Exercise requirements: Your answer should be one number: how many lines of the data include the string "name"?

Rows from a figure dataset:
++++++++++++++++++++

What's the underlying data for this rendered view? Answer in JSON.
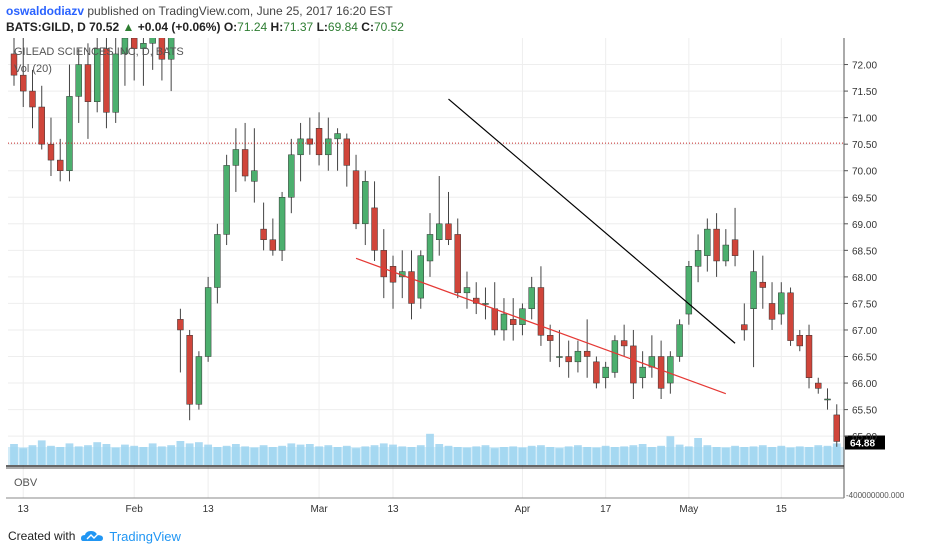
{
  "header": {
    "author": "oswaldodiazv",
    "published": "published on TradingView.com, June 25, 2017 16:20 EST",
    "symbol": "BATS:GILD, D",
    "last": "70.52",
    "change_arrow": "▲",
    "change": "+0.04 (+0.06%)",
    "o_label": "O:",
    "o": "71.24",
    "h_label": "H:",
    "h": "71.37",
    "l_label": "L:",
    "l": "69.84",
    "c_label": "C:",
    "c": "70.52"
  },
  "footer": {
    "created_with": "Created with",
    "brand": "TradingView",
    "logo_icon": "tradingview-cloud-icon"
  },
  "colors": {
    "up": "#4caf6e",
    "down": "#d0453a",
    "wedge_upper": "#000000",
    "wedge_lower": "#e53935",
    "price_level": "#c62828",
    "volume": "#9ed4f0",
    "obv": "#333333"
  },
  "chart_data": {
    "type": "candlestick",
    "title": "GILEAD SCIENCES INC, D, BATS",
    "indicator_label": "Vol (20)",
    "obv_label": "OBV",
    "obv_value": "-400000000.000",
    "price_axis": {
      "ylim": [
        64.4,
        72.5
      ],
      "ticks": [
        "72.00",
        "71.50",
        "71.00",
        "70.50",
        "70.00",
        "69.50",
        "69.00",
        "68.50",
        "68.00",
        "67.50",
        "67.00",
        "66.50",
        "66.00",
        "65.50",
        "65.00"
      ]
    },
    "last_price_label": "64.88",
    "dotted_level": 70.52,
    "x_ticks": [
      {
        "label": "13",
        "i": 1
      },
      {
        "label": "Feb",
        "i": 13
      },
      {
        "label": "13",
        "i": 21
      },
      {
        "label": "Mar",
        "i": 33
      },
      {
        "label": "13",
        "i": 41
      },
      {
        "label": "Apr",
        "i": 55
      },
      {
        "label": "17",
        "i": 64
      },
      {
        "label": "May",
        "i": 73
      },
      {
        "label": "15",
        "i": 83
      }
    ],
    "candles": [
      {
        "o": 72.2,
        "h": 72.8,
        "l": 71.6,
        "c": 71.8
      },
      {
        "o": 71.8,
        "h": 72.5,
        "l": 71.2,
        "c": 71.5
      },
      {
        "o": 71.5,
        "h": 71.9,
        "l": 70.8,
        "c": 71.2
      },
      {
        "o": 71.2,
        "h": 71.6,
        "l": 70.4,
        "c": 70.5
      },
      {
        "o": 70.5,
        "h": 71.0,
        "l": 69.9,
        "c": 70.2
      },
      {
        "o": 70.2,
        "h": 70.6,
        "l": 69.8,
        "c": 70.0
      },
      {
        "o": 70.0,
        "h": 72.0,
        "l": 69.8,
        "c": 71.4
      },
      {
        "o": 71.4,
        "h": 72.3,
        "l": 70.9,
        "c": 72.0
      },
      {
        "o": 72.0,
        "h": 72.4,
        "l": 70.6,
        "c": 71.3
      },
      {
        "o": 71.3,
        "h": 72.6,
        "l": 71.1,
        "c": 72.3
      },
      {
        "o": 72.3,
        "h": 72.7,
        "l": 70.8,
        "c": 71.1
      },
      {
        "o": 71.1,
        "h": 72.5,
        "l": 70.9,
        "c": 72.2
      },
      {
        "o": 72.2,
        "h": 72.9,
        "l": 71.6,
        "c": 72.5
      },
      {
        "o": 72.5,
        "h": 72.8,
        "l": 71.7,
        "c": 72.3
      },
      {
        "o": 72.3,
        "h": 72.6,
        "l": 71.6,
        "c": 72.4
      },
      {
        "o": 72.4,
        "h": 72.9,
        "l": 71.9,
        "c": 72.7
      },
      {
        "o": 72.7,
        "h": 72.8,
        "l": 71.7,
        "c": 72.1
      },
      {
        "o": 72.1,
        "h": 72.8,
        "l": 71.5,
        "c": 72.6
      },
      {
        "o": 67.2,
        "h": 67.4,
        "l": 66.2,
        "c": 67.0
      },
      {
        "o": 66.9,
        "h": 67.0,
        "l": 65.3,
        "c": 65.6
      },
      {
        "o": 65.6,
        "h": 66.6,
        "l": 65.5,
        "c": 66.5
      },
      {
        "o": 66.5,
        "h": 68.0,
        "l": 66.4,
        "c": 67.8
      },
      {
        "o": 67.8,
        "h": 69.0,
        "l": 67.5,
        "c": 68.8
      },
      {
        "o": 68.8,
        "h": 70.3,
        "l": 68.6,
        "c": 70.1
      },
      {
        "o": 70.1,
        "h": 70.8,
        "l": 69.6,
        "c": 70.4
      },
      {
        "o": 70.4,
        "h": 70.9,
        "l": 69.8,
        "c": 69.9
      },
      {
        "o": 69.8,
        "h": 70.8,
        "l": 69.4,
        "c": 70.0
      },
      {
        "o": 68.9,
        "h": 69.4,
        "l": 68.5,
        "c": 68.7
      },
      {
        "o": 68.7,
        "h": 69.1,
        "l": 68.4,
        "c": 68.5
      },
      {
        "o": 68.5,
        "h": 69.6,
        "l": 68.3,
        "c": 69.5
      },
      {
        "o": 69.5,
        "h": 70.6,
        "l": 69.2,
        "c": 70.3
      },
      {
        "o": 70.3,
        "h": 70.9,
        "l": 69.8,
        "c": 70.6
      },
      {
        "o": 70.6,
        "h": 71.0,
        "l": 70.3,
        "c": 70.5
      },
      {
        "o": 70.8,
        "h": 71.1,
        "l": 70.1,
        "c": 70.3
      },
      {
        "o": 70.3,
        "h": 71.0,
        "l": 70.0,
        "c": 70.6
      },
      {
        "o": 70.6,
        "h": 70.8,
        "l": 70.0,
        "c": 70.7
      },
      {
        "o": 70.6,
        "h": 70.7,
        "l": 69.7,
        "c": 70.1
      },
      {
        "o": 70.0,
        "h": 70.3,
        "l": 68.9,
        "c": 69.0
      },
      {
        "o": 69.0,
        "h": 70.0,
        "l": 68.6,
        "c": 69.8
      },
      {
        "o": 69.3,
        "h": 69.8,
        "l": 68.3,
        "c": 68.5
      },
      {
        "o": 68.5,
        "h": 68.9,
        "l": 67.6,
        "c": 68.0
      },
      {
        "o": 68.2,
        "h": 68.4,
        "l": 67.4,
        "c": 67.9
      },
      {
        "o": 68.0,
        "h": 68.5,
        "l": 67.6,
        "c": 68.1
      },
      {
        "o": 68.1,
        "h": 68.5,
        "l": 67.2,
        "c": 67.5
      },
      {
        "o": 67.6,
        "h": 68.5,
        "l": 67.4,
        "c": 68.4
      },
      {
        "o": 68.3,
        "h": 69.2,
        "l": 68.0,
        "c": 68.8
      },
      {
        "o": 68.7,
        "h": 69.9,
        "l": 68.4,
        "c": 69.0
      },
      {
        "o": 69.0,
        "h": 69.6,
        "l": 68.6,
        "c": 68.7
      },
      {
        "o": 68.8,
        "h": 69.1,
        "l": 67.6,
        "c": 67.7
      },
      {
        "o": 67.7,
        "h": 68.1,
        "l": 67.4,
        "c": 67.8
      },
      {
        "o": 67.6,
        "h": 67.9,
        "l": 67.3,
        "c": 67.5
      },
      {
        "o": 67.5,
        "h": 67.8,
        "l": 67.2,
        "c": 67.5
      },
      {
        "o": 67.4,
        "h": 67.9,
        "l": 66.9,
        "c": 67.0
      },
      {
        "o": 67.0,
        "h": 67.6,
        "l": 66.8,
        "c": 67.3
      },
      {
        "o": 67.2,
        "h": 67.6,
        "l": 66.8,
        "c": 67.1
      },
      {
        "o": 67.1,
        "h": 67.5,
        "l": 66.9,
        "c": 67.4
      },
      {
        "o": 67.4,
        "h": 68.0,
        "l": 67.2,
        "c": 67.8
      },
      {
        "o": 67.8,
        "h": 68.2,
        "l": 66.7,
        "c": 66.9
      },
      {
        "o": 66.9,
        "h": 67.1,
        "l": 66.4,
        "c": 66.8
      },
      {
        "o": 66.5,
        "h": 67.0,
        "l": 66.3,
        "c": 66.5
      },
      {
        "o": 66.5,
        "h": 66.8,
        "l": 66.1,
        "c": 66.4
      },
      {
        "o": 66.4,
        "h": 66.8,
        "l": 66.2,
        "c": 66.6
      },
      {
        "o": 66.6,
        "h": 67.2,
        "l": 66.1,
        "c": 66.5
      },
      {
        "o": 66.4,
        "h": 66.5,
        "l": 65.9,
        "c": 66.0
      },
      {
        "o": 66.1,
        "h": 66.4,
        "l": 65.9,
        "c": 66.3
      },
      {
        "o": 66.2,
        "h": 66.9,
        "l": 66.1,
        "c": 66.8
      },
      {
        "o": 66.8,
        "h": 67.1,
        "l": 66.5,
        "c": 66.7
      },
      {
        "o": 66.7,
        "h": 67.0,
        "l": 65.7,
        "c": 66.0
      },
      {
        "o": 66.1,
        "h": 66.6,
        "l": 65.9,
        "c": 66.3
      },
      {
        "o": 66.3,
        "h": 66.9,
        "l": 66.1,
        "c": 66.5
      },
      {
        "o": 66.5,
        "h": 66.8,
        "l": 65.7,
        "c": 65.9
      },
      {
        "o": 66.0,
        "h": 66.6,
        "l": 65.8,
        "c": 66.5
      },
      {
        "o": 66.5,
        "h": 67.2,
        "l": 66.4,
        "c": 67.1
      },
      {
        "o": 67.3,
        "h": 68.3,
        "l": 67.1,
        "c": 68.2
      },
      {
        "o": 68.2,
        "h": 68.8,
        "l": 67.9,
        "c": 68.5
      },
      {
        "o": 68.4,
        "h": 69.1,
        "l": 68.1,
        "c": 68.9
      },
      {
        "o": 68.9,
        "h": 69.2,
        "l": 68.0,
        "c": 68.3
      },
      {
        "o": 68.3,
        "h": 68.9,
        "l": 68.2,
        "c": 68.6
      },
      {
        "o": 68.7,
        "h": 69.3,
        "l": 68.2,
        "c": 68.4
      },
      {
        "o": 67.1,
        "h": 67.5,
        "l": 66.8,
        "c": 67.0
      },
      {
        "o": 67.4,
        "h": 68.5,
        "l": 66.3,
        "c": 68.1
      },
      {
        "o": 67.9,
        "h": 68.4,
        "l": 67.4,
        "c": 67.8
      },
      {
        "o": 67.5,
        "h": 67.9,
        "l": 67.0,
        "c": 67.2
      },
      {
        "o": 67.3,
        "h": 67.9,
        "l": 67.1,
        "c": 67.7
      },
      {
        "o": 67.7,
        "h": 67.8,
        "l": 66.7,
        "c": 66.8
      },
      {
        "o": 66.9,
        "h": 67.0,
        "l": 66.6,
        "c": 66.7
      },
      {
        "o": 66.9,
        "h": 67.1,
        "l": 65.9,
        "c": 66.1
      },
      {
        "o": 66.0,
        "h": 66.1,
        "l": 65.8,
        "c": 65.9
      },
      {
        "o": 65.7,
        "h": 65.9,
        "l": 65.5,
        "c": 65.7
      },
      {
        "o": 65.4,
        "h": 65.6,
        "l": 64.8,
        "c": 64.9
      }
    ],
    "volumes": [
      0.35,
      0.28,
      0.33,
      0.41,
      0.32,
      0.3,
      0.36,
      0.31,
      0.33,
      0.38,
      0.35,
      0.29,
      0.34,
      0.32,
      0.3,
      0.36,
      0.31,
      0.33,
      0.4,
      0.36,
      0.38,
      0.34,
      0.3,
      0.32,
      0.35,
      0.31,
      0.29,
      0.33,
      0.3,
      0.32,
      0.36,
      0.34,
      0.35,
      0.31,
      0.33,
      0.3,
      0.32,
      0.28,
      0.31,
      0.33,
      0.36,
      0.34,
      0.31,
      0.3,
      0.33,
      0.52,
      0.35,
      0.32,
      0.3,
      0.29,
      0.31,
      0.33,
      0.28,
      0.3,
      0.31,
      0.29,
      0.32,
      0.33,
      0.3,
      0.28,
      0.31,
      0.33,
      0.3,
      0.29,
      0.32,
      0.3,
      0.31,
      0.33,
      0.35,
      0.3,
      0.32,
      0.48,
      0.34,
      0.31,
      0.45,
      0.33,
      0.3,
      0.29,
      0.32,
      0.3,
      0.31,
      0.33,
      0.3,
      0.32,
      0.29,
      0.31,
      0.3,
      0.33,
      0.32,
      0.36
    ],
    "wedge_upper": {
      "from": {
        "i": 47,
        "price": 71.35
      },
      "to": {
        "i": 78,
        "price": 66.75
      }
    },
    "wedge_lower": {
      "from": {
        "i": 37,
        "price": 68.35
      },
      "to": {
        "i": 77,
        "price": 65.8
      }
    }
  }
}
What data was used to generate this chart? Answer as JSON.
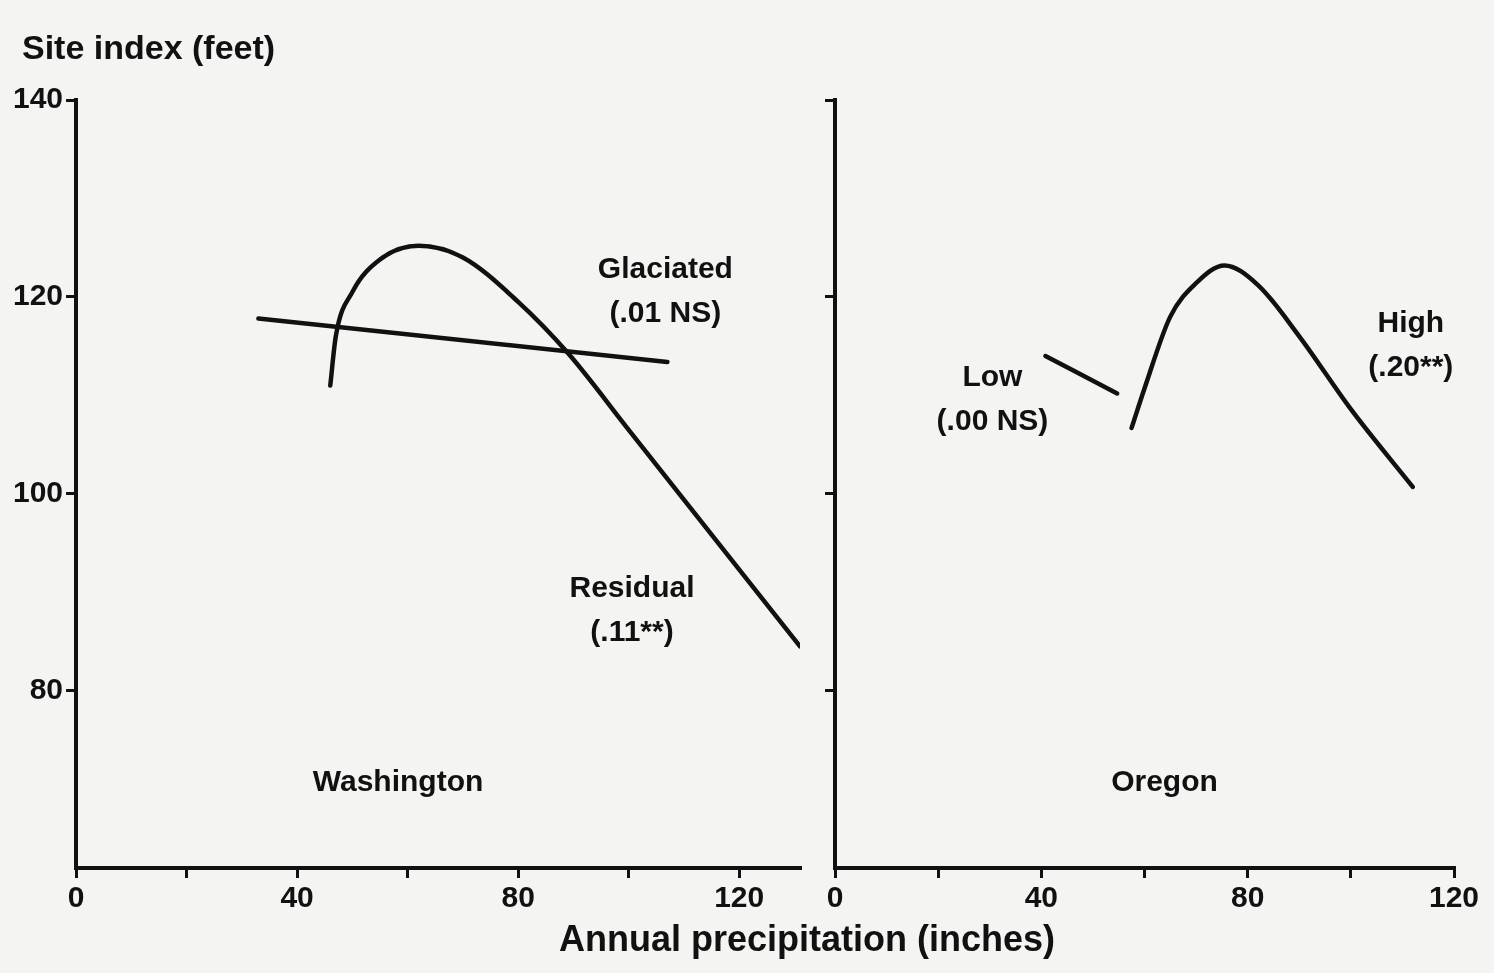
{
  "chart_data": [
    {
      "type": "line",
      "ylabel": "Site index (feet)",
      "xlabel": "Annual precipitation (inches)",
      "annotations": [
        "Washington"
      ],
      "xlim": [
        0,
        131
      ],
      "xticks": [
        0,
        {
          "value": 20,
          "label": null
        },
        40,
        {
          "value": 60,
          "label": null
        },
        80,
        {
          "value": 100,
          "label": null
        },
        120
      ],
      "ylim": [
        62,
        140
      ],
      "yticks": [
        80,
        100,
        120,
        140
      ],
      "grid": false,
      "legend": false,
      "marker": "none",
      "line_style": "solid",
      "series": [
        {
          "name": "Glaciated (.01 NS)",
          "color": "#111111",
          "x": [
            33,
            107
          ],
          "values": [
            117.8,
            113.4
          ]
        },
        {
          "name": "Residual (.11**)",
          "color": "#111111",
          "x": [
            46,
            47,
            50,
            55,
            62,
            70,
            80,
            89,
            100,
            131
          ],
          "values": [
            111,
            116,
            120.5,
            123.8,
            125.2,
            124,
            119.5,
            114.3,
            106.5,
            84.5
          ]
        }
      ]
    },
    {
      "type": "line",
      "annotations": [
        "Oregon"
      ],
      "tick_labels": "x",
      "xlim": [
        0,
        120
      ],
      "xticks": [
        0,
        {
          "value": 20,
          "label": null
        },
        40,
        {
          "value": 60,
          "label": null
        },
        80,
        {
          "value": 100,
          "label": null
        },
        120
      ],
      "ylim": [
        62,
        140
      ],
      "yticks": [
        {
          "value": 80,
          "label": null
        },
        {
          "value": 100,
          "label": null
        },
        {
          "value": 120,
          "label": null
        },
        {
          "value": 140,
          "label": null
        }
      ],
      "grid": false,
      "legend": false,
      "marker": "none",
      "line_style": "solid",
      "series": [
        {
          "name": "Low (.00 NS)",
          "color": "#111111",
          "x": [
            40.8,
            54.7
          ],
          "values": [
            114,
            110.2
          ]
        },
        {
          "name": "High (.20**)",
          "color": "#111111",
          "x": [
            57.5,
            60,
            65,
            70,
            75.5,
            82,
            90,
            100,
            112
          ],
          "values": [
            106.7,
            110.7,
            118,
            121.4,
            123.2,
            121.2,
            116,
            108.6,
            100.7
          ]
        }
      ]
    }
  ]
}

++++++++++++++++++++

The result: 4